Transcreva fielmente as linhas dos dados abaixo, começando pela que contém "job-title: ASSISTANT CHARGE" e seguindo até a que contém "apply-line-email (0, 928, 971, 954)", ambas incluídas.
■ ■ ■ ■ ■ ■ ■
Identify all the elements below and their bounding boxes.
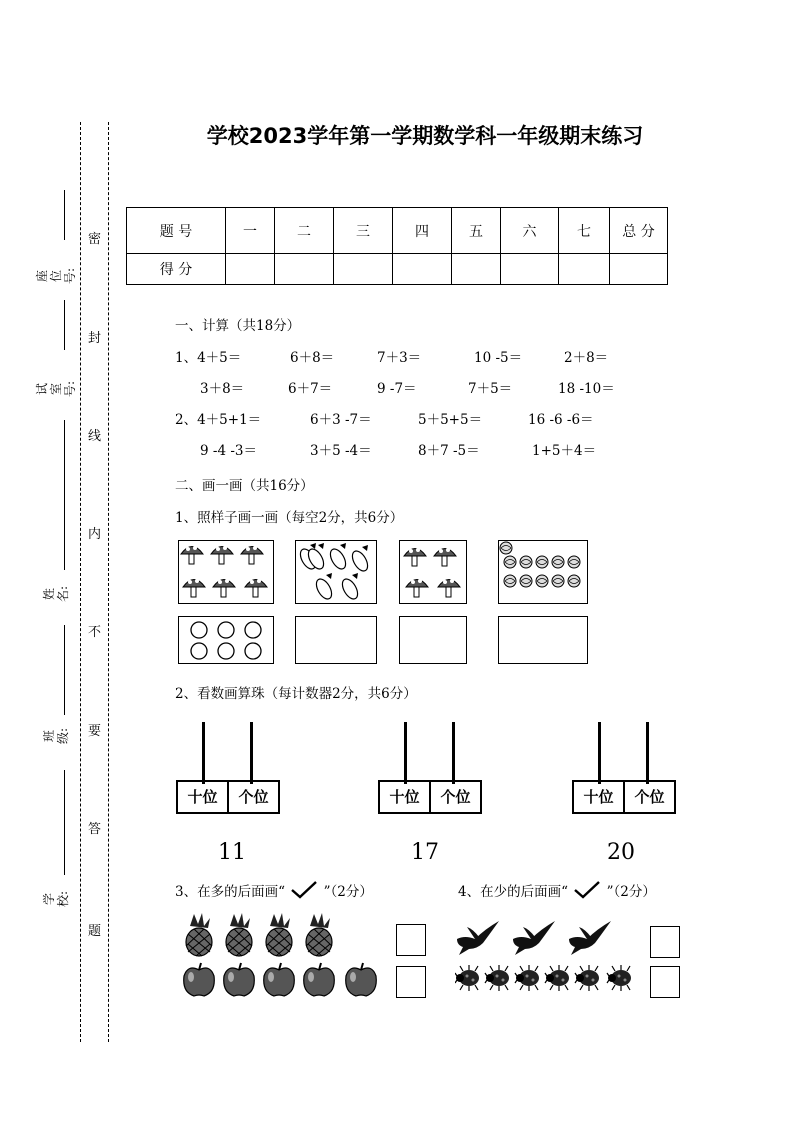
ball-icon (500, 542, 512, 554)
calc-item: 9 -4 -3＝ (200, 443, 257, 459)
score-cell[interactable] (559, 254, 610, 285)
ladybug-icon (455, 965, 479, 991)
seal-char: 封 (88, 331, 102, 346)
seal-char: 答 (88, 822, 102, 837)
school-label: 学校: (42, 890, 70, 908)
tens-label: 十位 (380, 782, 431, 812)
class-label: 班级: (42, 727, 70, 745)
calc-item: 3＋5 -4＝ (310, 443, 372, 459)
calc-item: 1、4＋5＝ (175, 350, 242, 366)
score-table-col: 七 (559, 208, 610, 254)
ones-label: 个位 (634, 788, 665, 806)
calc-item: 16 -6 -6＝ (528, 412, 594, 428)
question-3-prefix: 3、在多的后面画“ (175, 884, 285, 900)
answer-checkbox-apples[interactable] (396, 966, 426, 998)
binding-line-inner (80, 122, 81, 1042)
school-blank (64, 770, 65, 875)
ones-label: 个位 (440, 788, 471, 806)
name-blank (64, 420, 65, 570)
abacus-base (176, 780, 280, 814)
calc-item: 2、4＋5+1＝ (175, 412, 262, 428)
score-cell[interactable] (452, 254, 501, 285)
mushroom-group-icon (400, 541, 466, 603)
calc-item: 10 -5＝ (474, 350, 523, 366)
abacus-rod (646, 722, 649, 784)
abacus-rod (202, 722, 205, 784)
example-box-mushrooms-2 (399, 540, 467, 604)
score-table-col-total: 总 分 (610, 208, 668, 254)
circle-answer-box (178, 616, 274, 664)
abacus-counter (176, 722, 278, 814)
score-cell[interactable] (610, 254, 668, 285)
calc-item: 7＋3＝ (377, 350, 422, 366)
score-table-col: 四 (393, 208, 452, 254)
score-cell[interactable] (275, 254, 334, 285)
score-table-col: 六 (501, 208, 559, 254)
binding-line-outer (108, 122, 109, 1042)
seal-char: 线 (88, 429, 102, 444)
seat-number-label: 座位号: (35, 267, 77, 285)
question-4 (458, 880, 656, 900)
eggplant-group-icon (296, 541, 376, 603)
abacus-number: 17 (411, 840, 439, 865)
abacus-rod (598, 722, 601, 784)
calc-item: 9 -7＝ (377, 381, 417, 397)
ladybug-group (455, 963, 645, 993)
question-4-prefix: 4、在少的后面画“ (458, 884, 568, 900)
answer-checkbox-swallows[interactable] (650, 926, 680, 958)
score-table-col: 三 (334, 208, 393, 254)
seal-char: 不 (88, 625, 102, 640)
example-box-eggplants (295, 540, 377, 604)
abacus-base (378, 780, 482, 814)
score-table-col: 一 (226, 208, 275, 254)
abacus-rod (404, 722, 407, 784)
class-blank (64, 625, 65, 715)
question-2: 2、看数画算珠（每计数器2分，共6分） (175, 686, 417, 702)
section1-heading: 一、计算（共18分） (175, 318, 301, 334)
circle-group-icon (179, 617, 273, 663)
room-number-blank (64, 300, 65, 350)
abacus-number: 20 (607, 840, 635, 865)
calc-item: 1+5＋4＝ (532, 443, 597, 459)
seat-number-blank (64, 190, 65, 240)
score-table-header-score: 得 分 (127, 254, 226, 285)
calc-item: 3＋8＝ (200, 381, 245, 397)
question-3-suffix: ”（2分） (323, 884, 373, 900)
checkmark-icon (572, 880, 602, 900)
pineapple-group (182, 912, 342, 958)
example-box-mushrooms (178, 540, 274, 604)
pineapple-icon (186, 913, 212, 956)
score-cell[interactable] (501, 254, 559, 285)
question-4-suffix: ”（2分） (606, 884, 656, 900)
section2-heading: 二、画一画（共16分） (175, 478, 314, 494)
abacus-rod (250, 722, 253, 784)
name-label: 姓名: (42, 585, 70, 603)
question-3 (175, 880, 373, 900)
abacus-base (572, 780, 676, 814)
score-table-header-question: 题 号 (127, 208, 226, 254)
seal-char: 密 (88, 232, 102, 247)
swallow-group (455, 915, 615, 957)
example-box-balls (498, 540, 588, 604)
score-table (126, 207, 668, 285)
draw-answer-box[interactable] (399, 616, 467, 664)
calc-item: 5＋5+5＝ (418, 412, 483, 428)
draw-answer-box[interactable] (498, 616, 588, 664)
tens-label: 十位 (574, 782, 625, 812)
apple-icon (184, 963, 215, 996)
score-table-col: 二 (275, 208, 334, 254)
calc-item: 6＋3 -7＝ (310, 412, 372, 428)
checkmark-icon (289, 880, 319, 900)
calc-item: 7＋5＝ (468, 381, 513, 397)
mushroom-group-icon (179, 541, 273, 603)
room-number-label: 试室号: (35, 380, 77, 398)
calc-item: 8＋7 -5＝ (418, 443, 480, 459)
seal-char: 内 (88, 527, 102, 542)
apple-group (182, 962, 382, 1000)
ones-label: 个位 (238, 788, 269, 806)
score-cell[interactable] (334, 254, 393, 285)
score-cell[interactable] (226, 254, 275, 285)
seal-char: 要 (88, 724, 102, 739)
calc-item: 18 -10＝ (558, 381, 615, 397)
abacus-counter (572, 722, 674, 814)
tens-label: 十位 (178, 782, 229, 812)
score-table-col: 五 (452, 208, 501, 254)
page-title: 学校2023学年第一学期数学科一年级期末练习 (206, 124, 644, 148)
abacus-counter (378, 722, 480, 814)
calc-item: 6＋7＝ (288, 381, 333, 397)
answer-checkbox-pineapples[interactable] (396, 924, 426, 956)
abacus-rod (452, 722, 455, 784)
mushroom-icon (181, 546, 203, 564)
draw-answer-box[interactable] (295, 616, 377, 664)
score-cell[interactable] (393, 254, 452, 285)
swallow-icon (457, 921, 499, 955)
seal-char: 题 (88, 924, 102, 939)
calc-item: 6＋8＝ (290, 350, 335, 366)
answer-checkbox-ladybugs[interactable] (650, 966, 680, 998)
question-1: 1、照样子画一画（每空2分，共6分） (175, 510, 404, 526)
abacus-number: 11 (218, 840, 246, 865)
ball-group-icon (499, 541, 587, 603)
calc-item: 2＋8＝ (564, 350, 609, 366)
■ ■ ■ ■ ■ ■ ■
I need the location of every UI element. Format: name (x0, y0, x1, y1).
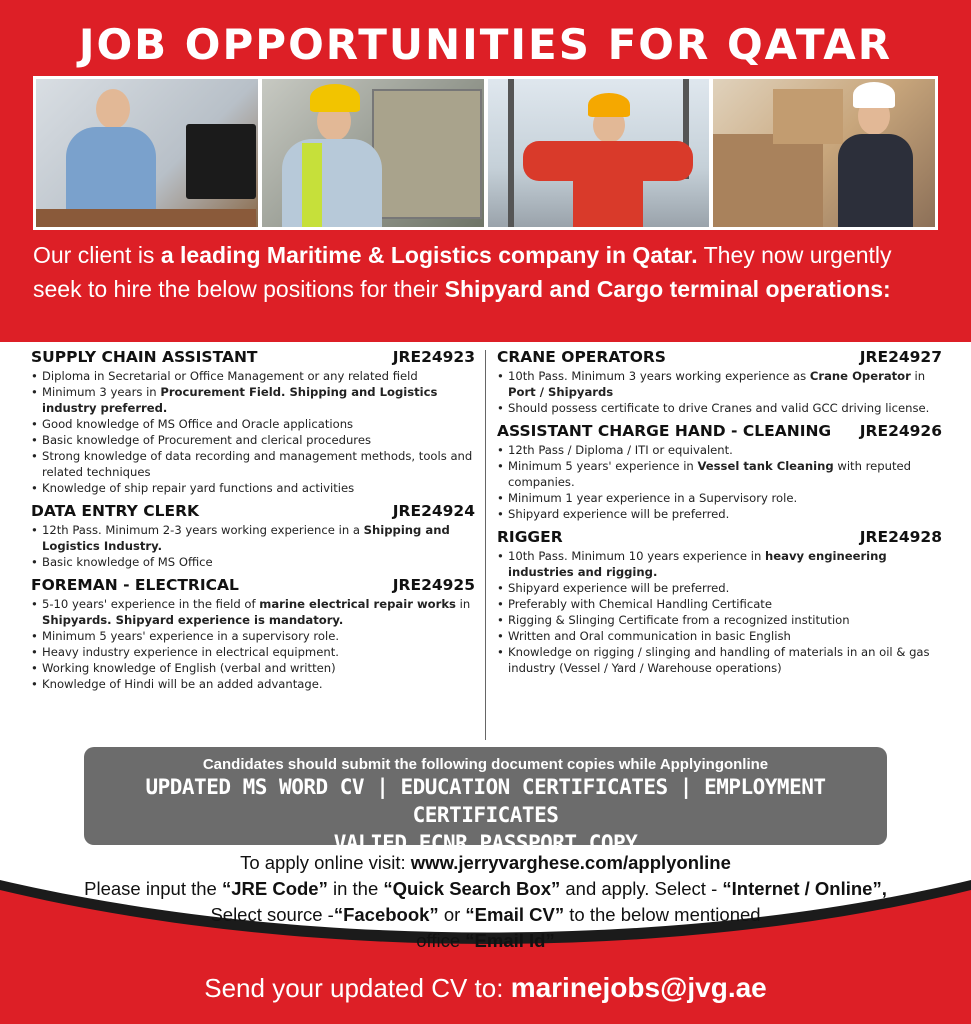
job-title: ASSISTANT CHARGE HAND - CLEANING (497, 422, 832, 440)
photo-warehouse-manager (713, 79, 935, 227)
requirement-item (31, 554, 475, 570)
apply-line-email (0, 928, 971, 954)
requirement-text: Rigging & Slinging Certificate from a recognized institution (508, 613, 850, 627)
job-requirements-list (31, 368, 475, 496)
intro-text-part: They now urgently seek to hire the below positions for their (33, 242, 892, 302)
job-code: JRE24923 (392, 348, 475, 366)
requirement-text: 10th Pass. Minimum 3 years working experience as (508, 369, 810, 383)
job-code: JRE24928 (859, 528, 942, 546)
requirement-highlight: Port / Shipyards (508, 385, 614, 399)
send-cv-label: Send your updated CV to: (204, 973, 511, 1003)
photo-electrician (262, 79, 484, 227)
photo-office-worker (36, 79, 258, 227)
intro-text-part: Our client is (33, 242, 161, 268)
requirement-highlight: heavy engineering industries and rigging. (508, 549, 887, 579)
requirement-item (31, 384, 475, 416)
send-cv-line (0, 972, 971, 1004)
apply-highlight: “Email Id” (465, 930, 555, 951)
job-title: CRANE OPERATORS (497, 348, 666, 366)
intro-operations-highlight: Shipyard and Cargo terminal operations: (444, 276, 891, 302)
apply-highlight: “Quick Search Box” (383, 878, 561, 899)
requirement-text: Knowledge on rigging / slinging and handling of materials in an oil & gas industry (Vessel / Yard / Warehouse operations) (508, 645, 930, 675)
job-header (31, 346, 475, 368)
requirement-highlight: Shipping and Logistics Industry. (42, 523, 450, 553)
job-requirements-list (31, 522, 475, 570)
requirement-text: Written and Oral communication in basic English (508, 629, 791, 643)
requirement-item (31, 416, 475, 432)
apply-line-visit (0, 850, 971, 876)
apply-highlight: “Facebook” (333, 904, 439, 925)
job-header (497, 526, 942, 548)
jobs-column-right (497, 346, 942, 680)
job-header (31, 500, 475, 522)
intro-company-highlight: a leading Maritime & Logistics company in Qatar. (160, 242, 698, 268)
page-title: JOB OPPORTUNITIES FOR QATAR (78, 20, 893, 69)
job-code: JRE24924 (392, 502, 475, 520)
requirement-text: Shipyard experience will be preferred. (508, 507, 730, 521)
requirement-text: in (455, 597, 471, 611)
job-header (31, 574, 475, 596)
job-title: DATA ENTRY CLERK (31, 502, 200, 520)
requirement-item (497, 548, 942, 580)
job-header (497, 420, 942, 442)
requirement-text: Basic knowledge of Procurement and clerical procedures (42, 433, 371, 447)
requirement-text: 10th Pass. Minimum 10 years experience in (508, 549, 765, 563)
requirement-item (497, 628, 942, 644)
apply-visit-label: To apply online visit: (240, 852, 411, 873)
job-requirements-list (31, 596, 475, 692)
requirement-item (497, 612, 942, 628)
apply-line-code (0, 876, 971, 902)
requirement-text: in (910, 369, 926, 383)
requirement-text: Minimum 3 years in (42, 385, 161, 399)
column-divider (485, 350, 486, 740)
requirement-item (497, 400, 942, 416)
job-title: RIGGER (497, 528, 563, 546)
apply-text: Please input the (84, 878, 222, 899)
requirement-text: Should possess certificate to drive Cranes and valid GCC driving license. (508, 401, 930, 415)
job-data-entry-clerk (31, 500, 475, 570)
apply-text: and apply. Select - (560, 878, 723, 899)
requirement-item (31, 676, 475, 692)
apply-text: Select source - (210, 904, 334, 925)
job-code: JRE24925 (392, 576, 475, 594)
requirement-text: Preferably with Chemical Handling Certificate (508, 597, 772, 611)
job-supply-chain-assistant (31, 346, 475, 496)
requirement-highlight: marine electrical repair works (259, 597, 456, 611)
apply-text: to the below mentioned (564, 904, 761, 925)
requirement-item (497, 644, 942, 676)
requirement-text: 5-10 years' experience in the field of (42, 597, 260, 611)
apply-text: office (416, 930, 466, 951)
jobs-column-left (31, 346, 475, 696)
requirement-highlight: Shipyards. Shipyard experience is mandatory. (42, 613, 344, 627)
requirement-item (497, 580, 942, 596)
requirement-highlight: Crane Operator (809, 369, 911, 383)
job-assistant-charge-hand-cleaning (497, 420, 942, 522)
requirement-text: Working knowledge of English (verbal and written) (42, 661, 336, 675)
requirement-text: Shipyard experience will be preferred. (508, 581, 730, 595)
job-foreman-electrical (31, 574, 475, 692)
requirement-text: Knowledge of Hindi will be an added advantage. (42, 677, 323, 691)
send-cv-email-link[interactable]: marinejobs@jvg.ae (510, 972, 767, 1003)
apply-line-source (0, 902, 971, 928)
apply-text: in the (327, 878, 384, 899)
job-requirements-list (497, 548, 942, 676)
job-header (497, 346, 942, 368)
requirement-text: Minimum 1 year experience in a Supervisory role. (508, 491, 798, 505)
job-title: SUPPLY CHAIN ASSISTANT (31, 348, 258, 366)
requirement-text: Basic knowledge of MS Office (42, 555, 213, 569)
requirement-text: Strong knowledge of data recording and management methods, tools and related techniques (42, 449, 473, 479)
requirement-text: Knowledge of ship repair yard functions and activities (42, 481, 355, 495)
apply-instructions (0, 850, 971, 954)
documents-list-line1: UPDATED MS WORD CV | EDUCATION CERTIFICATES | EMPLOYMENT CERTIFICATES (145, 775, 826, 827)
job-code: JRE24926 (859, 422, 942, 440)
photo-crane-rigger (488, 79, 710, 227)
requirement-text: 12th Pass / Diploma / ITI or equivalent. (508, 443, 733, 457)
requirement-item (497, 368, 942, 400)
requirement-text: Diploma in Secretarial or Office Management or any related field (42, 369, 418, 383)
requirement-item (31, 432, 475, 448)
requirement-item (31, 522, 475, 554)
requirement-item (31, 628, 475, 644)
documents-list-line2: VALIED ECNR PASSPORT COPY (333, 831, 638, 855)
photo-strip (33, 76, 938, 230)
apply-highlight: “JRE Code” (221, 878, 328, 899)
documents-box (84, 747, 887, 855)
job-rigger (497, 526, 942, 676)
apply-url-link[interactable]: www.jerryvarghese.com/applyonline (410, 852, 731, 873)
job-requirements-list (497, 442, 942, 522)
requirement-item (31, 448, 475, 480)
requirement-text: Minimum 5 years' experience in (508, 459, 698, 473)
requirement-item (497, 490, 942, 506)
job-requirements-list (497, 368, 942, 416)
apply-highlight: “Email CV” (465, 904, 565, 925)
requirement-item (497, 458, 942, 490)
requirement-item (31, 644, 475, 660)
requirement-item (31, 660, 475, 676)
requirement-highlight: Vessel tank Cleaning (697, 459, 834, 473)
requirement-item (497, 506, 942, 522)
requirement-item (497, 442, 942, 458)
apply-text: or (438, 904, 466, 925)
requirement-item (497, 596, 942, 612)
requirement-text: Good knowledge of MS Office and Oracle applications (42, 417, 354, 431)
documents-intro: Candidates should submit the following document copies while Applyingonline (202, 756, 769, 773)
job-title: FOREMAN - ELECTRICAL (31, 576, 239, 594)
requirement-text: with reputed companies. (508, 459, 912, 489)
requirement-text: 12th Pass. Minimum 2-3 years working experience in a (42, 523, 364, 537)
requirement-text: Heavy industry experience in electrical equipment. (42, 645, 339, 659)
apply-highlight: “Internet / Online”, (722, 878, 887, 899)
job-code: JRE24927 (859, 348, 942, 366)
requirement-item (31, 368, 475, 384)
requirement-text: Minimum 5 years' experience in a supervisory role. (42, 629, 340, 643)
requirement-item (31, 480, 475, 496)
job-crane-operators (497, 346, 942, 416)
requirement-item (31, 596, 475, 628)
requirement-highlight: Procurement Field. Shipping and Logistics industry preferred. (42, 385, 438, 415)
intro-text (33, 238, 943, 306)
■ ■ ■ ■ ■ ■ ■
> RESULTADO DO EXERCÍCIO
job-title: ASSISTANT CHARGE HAND - CLEANING (497, 422, 832, 440)
photo-warehouse-manager (713, 79, 935, 227)
requirement-item (31, 554, 475, 570)
apply-line-email (0, 928, 971, 954)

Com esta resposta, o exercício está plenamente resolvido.